Problem description:
Rewrite the stretch of the records from the line containing "histogram-bin xyxy=(285,235,290,239)" through the line containing "histogram-bin xyxy=(175,418,180,468)", replacing "x-tick-label" with "x-axis-tick" and leaving everything else unchanged.

Task material:
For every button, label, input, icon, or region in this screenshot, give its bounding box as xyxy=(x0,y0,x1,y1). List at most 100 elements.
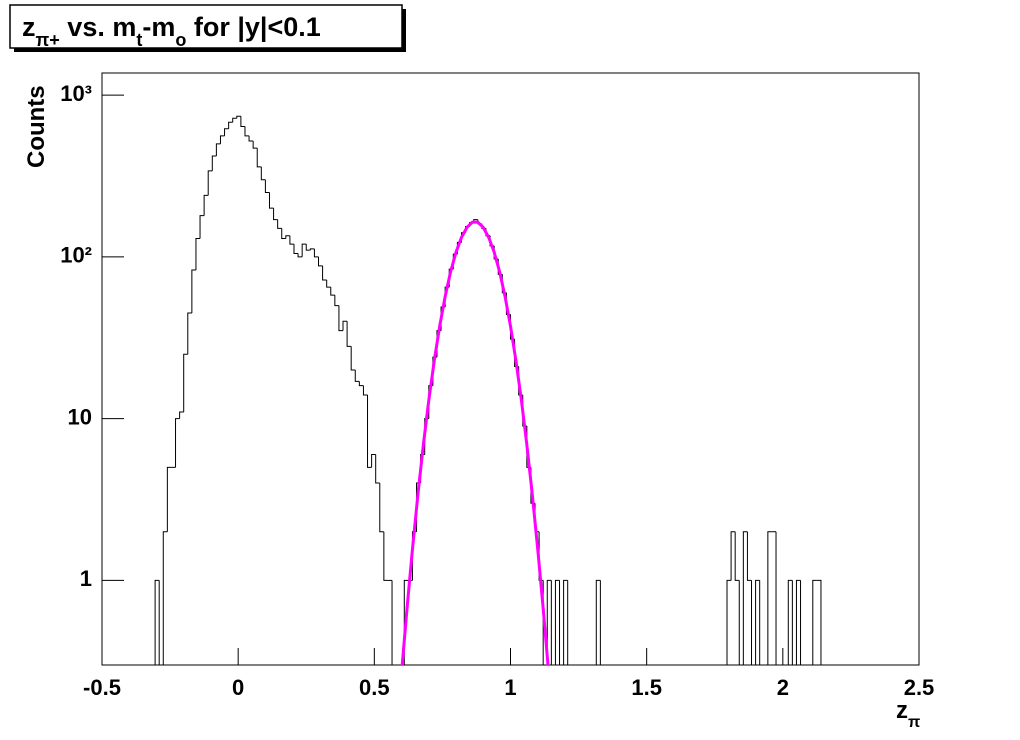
histogram-bin xyxy=(285,235,290,239)
title-part: for |y|<0.1 xyxy=(186,12,320,42)
x-tick-label: -0.5 xyxy=(83,675,121,700)
histogram-bin xyxy=(260,166,266,181)
y-tick-label: 10³ xyxy=(60,81,92,106)
histogram-bin xyxy=(334,295,339,307)
y-tick-label: 1 xyxy=(80,566,92,591)
histogram-bin xyxy=(224,128,229,136)
histogram-bin xyxy=(305,244,311,251)
xlabel-part: z xyxy=(896,697,908,724)
histogram-bin xyxy=(812,579,817,665)
histogram-bin xyxy=(338,305,344,332)
histogram-bin xyxy=(599,580,601,665)
histogram-bin xyxy=(191,269,196,313)
histogram-bin xyxy=(244,126,250,137)
x-tick-label: 1.5 xyxy=(631,675,662,700)
histogram-bin xyxy=(746,531,752,581)
histogram-bin xyxy=(346,321,352,347)
histogram-bin xyxy=(738,580,740,665)
xlabel-part: π xyxy=(908,714,920,731)
histogram-bin xyxy=(293,244,299,254)
x-tick-label: 1 xyxy=(504,675,516,700)
x-tick-label: 0 xyxy=(232,675,244,700)
histogram-bin xyxy=(759,580,761,665)
histogram-bin xyxy=(264,179,270,194)
histogram-bin xyxy=(751,580,753,665)
histogram-bin xyxy=(175,418,180,468)
x-tick-label: 2 xyxy=(777,675,789,700)
histogram-bin xyxy=(252,141,258,149)
chart-title: zπ+ vs. mt-mo for |y|<0.1 xyxy=(22,12,321,50)
histogram-bin xyxy=(215,143,221,157)
histogram-bin xyxy=(281,228,286,239)
title-part: z xyxy=(22,12,36,42)
histogram-bin xyxy=(318,256,323,267)
histogram-bin xyxy=(342,320,348,331)
histogram-bin xyxy=(195,237,201,270)
histogram-bin xyxy=(330,287,335,296)
histogram-bin xyxy=(742,531,748,665)
histogram-bin xyxy=(289,235,294,245)
histogram-bin xyxy=(326,279,331,288)
histogram-bin xyxy=(207,170,213,196)
histogram-bin xyxy=(383,531,388,581)
x-tick-label: 0.5 xyxy=(359,675,390,700)
histogram-bin xyxy=(183,353,188,412)
histogram-bin xyxy=(240,116,245,127)
histogram-bin xyxy=(199,215,205,239)
histogram-bin xyxy=(179,411,184,419)
histogram-bin xyxy=(219,135,225,144)
x-tick-label: 2.5 xyxy=(904,675,935,700)
histogram-bin xyxy=(236,115,241,119)
histogram-bin xyxy=(203,194,209,216)
y-axis-label: Counts xyxy=(23,85,50,168)
x-axis-label: zπ xyxy=(896,697,920,731)
histogram-bin xyxy=(546,579,552,665)
histogram-bin xyxy=(362,385,368,396)
histogram-bin xyxy=(554,579,560,665)
fit-curve xyxy=(400,220,550,665)
histogram-bin xyxy=(158,580,160,665)
histogram-bin xyxy=(379,483,384,533)
title-part: -m xyxy=(142,12,175,42)
histogram xyxy=(154,115,822,665)
histogram-bin xyxy=(256,148,262,168)
histogram-bin xyxy=(787,579,793,665)
histogram-bin xyxy=(322,265,327,281)
histogram-bin xyxy=(791,580,793,665)
histogram-bin xyxy=(795,579,801,665)
title-part: vs. m xyxy=(60,12,137,42)
histogram-bin xyxy=(726,579,732,665)
histogram-bin xyxy=(297,253,303,258)
histogram-bin xyxy=(301,243,307,257)
histogram-bin xyxy=(375,454,380,484)
histogram-bin xyxy=(730,531,736,581)
histogram-bin xyxy=(187,312,192,355)
histogram-bin xyxy=(567,580,569,665)
title-part: o xyxy=(175,30,186,50)
histogram-bin xyxy=(755,579,760,665)
histogram-bin xyxy=(550,580,552,665)
histogram-bin xyxy=(595,579,601,665)
histogram-bin xyxy=(767,531,772,665)
title-part: π+ xyxy=(36,30,60,50)
y-tick-label: 10² xyxy=(60,243,92,268)
histogram-bin xyxy=(391,580,393,665)
histogram-bin xyxy=(734,531,740,581)
plot-frame xyxy=(101,72,920,666)
histogram-bin xyxy=(313,248,319,258)
histogram-bin xyxy=(166,466,172,532)
histogram-bin xyxy=(273,208,278,221)
histogram-bin xyxy=(162,531,168,665)
histogram-bin xyxy=(248,135,254,142)
y-tick-label: 10 xyxy=(68,404,92,429)
histogram-bin xyxy=(371,454,376,468)
title-box xyxy=(9,4,403,49)
histogram-bin xyxy=(775,531,777,665)
histogram-bin xyxy=(232,117,237,123)
histogram-bin xyxy=(800,580,802,665)
histogram-bin xyxy=(154,579,160,665)
histogram-bin xyxy=(354,369,360,382)
histogram-bin xyxy=(816,579,822,665)
histogram-bin xyxy=(367,395,372,468)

Exercise answer:
histogram-bin xyxy=(285,235,290,239)
title-part: for |y|<0.1 xyxy=(186,12,320,42)
x-axis-tick: -0.5 xyxy=(83,675,121,700)
histogram-bin xyxy=(260,166,266,181)
y-tick-label: 10³ xyxy=(60,81,92,106)
histogram-bin xyxy=(334,295,339,307)
y-tick-label: 1 xyxy=(80,566,92,591)
histogram-bin xyxy=(224,128,229,136)
histogram-bin xyxy=(305,244,311,251)
xlabel-part: z xyxy=(896,697,908,724)
histogram-bin xyxy=(812,579,817,665)
histogram-bin xyxy=(338,305,344,332)
histogram-bin xyxy=(599,580,601,665)
histogram-bin xyxy=(191,269,196,313)
histogram-bin xyxy=(244,126,250,137)
x-axis-tick: 1.5 xyxy=(631,675,662,700)
histogram-bin xyxy=(746,531,752,581)
histogram-bin xyxy=(346,321,352,347)
histogram-bin xyxy=(738,580,740,665)
xlabel-part: π xyxy=(908,714,920,731)
histogram-bin xyxy=(293,244,299,254)
x-axis-tick: 1 xyxy=(504,675,516,700)
x-axis-tick: 0 xyxy=(232,675,244,700)
histogram-bin xyxy=(759,580,761,665)
histogram-bin xyxy=(264,179,270,194)
histogram-bin xyxy=(751,580,753,665)
histogram-bin xyxy=(175,418,180,468)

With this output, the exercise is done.